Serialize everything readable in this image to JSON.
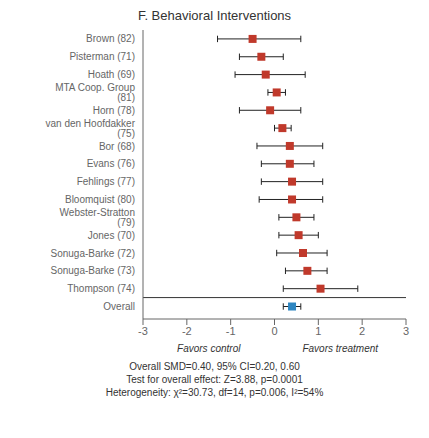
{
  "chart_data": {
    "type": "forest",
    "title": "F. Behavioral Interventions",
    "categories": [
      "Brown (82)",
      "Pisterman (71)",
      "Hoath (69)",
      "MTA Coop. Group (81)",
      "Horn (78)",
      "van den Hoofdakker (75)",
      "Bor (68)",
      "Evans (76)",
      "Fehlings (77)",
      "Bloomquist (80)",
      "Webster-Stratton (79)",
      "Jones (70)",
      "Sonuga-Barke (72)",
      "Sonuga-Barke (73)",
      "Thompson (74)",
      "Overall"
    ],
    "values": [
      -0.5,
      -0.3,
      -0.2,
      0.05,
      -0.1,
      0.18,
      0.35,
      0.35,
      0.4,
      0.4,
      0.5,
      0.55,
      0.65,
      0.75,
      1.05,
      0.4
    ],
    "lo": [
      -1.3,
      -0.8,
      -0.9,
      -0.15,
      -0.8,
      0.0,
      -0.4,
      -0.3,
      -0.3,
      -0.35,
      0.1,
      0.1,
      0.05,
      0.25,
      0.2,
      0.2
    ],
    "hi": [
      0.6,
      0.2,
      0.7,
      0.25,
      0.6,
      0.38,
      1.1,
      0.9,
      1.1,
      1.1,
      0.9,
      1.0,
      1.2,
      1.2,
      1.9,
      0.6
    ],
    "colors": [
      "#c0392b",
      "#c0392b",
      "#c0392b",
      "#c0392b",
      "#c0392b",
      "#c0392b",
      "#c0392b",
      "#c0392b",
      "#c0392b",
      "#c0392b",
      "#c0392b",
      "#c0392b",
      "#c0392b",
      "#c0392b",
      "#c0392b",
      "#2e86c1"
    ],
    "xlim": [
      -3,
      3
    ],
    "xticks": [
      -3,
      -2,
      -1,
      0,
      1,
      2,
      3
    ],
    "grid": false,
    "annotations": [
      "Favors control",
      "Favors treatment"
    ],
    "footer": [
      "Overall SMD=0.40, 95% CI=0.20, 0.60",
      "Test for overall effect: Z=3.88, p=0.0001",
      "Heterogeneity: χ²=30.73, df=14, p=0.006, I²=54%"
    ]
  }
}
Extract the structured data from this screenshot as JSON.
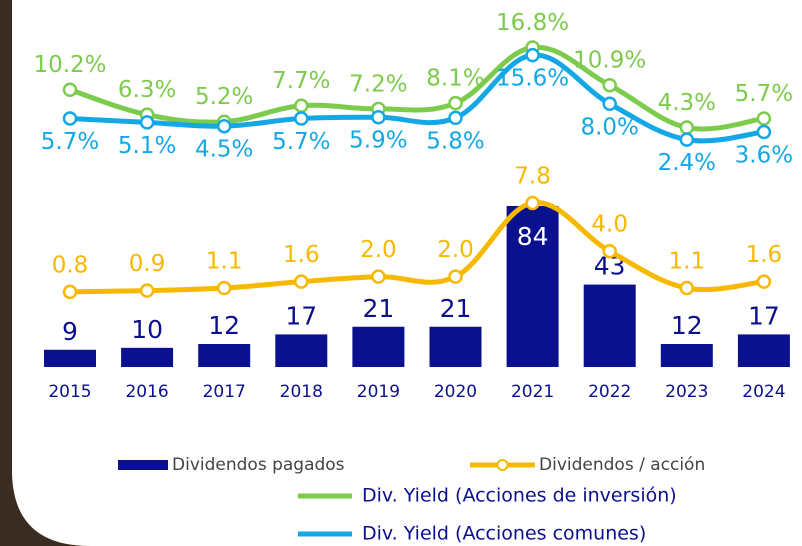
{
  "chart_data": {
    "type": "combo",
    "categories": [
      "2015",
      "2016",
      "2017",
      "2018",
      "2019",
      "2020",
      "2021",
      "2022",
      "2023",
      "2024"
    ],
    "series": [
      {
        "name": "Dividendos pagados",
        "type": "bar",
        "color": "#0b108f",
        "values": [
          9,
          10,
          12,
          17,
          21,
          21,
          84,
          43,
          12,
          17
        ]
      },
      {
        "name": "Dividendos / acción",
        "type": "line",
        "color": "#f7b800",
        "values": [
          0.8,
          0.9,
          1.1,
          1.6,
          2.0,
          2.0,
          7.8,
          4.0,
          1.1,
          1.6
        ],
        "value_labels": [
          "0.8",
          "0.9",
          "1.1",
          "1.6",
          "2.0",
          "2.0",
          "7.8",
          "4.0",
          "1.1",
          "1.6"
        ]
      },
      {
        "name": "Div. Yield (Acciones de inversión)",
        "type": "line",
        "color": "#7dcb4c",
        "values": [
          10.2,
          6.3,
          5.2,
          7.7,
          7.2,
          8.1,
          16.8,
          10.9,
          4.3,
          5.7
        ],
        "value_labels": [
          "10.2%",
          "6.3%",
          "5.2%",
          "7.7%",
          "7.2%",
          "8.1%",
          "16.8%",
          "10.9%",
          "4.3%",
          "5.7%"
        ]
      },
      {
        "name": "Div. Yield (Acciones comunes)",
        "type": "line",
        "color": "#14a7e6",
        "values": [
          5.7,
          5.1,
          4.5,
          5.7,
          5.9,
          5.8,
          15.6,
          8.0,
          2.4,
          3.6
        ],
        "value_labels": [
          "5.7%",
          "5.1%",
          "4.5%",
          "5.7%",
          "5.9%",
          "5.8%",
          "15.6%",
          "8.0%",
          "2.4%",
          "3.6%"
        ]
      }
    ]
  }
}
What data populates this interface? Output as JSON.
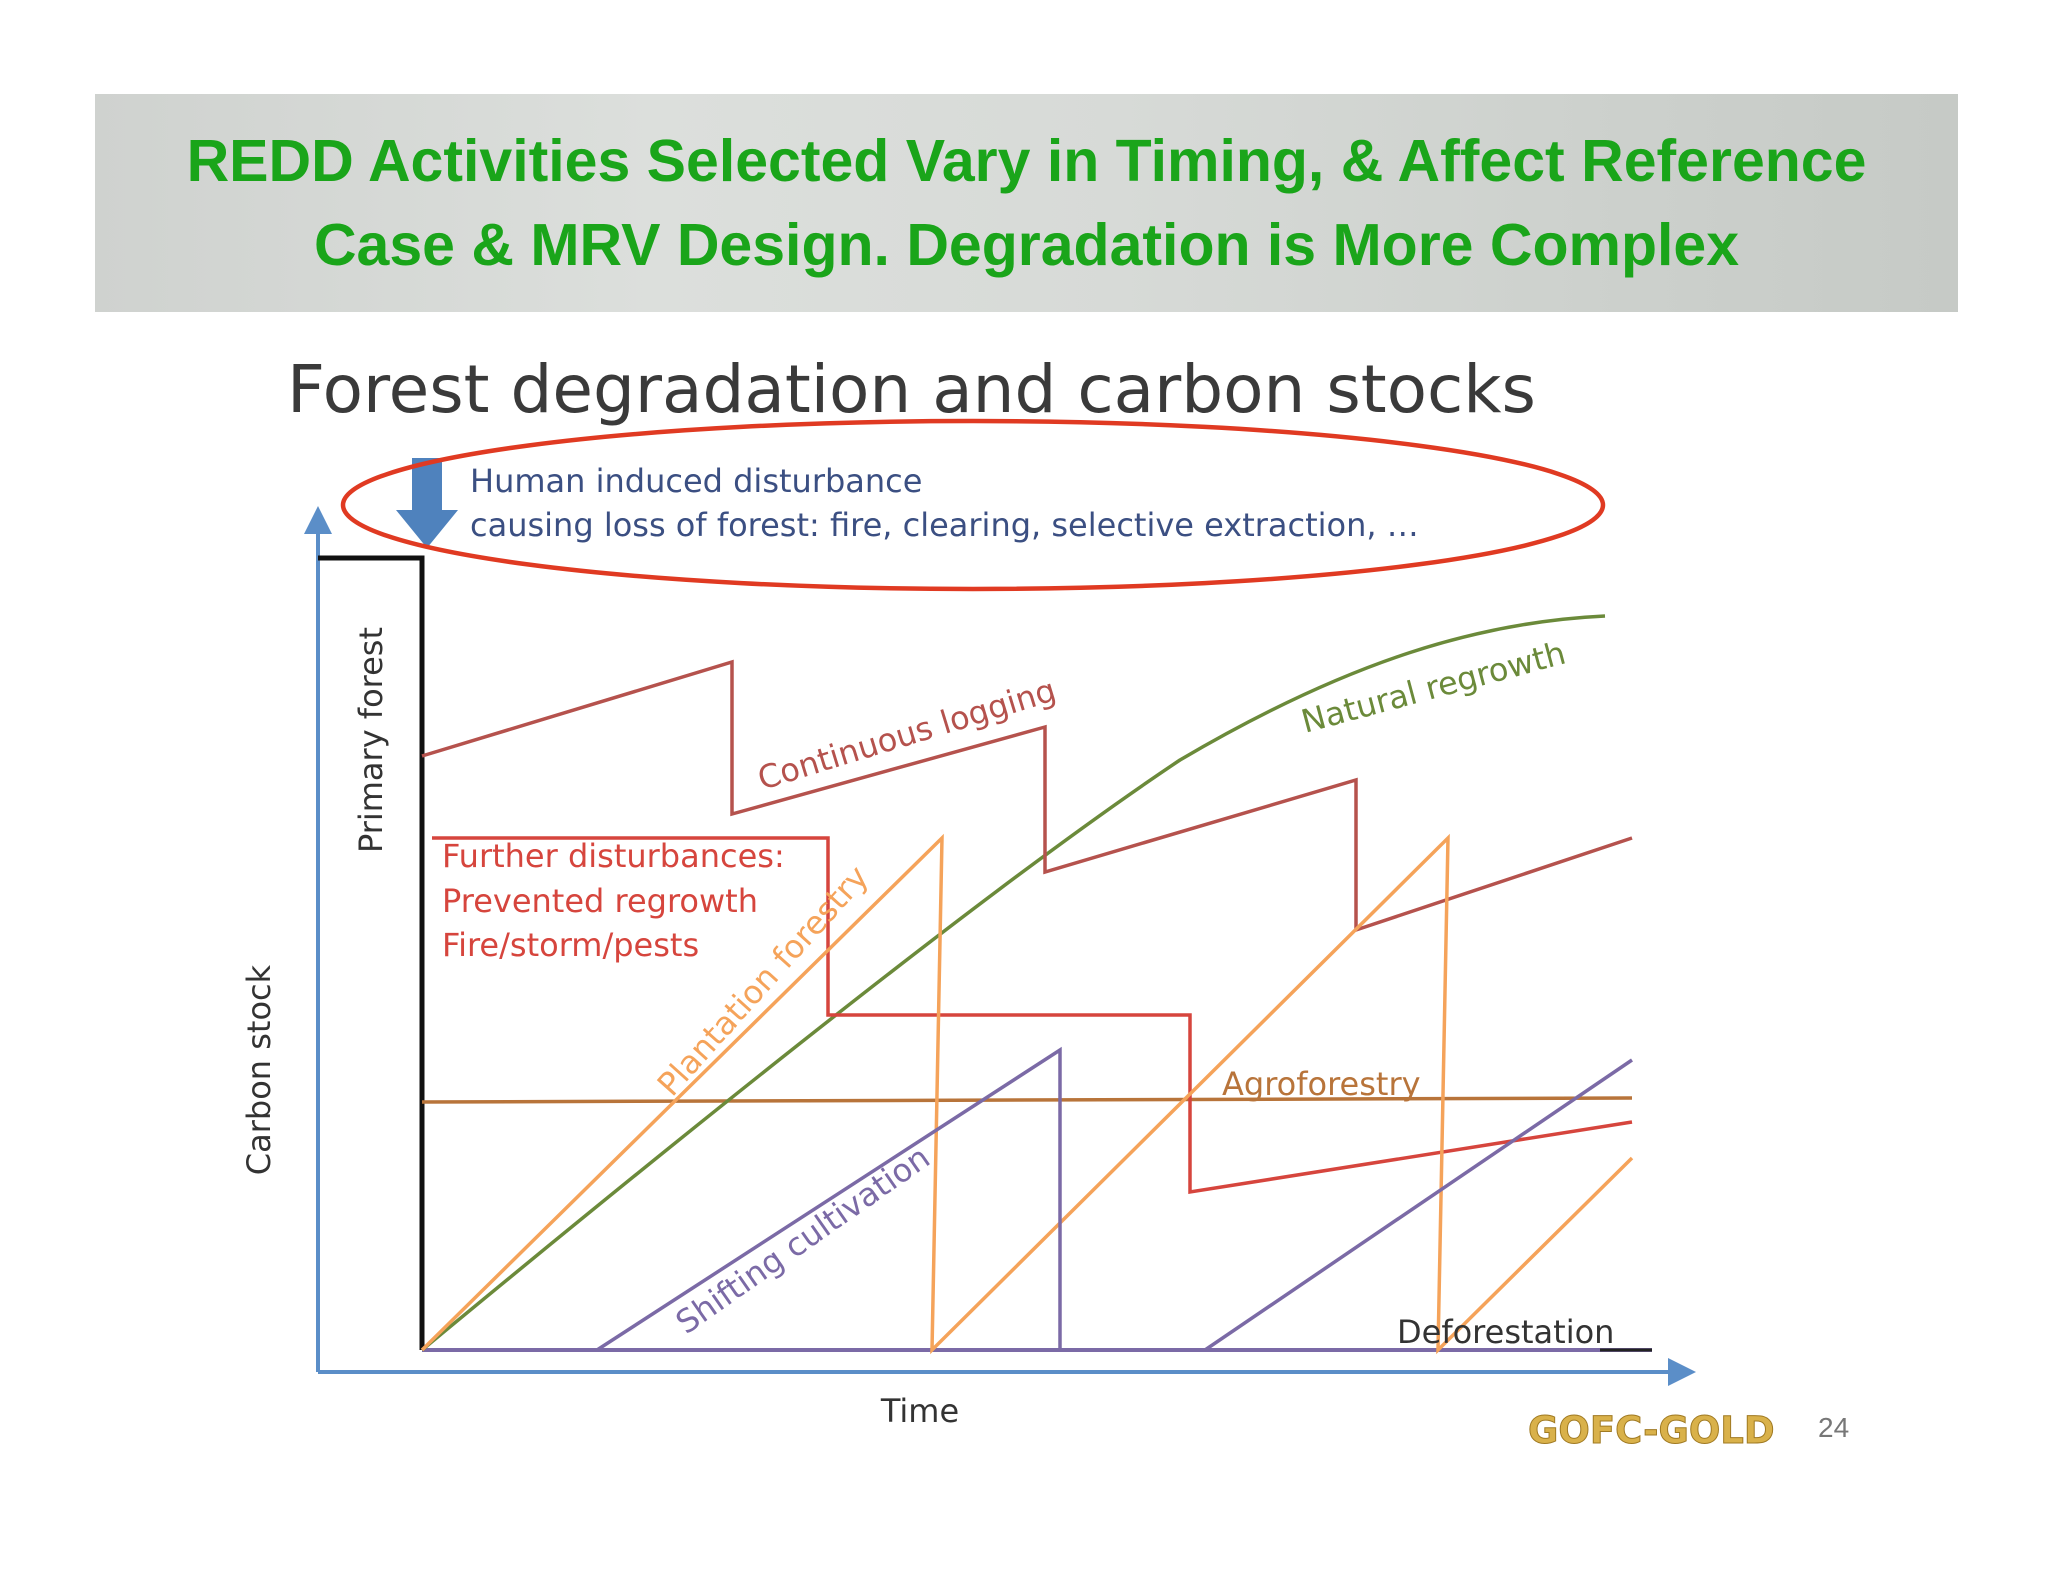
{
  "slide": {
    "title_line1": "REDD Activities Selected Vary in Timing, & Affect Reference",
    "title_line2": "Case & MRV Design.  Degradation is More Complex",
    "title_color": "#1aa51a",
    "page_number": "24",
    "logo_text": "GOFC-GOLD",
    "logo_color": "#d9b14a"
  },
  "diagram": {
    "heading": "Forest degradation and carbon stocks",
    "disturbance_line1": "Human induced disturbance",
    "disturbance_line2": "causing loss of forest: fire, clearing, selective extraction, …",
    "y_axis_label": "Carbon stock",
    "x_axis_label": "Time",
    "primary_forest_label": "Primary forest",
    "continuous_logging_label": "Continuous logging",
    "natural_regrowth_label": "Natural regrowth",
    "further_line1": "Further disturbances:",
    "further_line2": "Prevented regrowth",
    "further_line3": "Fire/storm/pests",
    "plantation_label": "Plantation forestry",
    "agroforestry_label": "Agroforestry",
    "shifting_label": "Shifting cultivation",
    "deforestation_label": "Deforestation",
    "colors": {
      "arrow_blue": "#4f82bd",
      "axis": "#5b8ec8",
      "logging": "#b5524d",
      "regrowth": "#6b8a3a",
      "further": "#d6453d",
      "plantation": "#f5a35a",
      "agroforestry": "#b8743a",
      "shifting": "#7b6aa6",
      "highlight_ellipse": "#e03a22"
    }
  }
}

■ What you are asked to do: Lines that hold "regrowth" are the ones to copy; find all of them.

■ Output for this task:
    "natural_regrowth_label": "Natural regrowth",
    "further_line2": "Prevented regrowth",
      "regrowth": "#6b8a3a",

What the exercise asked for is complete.